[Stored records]
begin

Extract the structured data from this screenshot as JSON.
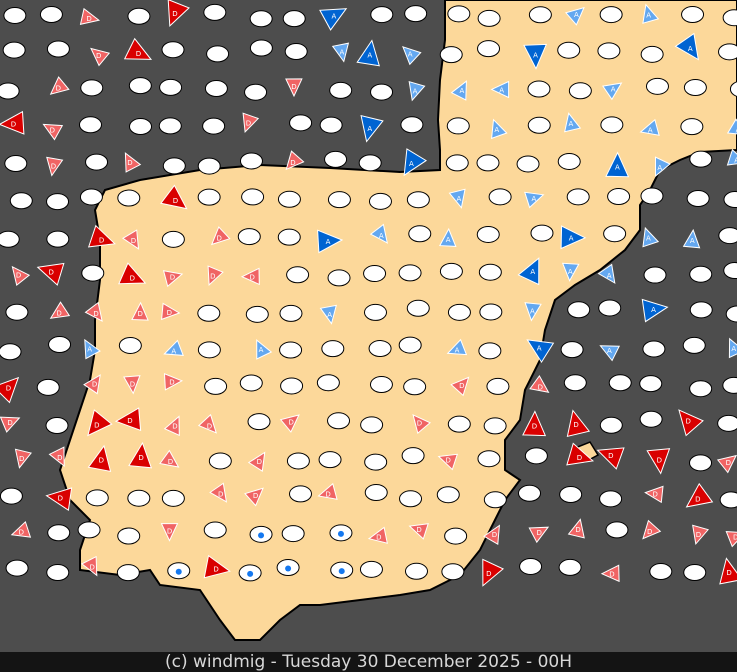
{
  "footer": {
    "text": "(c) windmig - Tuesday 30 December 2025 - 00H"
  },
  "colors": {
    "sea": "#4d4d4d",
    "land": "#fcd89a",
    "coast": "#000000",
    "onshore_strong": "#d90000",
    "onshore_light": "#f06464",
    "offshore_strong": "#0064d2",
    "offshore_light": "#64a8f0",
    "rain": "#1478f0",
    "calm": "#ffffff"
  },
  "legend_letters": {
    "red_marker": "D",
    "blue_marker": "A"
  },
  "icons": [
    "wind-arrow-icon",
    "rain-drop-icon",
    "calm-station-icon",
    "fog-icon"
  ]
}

end
begin

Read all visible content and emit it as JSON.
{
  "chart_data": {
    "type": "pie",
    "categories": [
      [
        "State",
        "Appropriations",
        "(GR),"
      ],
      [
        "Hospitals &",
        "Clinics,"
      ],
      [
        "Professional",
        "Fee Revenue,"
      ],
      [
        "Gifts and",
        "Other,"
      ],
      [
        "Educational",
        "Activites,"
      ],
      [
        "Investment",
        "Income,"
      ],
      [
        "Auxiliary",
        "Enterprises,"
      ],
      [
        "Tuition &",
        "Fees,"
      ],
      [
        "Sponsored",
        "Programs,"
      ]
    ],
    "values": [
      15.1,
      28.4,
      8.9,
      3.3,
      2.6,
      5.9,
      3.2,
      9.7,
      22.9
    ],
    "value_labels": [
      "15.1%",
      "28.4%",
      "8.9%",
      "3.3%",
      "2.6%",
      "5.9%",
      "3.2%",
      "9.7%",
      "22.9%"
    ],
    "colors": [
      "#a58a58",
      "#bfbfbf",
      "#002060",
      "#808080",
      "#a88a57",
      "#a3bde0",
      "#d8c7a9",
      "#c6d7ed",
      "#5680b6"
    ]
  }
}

end

● **Problem details**
Identify the lines of the data that contain the word "JSON". Copy each of them.

● **Solution**
Extract the structured data from this screenshot as JSON.
Read all visible content and emit it as JSON.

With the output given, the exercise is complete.